INSTRUCTION –
Pick out each line of the records in which the word "JSON" appears.

ROWS –
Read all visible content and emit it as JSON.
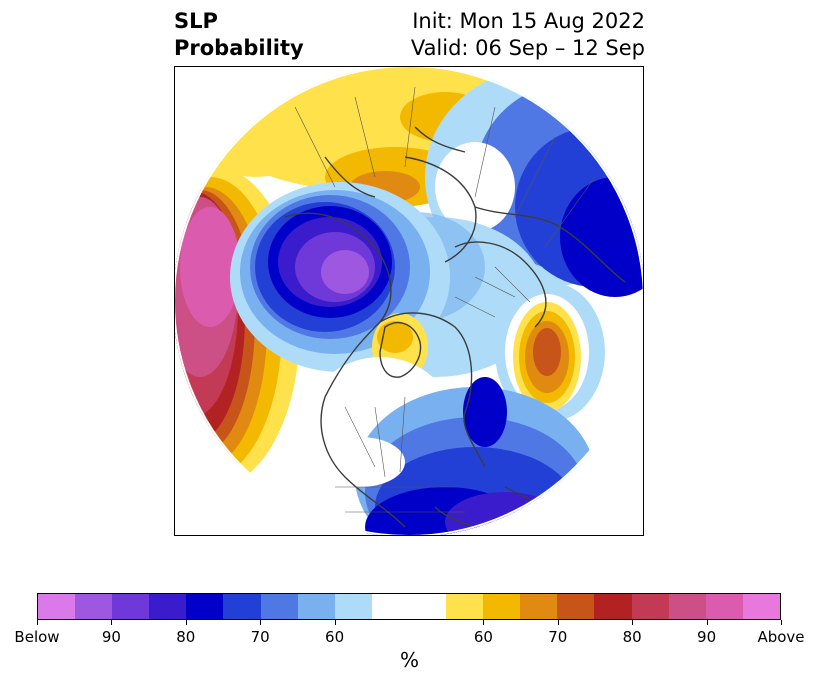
{
  "header": {
    "title_line1": "SLP",
    "title_line2": "Probability",
    "init": "Init: Mon 15 Aug 2022",
    "valid": "Valid: 06 Sep – 12 Sep"
  },
  "colorbar": {
    "colors": [
      "#d97ae8",
      "#9e57e0",
      "#6e39d8",
      "#3a1ccd",
      "#0000c8",
      "#2340d6",
      "#4f78e4",
      "#78b0f0",
      "#aedcf8",
      "#ffffff",
      "#ffe14b",
      "#f2b900",
      "#e08a12",
      "#c75418",
      "#b22222",
      "#c23a54",
      "#cc4f86",
      "#db5cae",
      "#e878dc"
    ],
    "ticks": [
      "Below",
      "90",
      "80",
      "70",
      "60",
      "60",
      "70",
      "80",
      "90",
      "Above"
    ],
    "unit": "%"
  },
  "map": {
    "projection": "north-polar-stereographic",
    "field": "sea-level-pressure-probability"
  }
}
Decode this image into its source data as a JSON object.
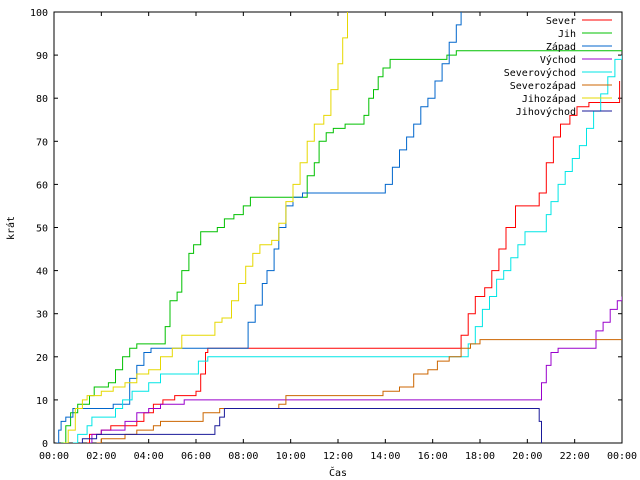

FINAL ANSWER –
Read all visible content and emit it as JSON.
Decode this image into its source data as a JSON object.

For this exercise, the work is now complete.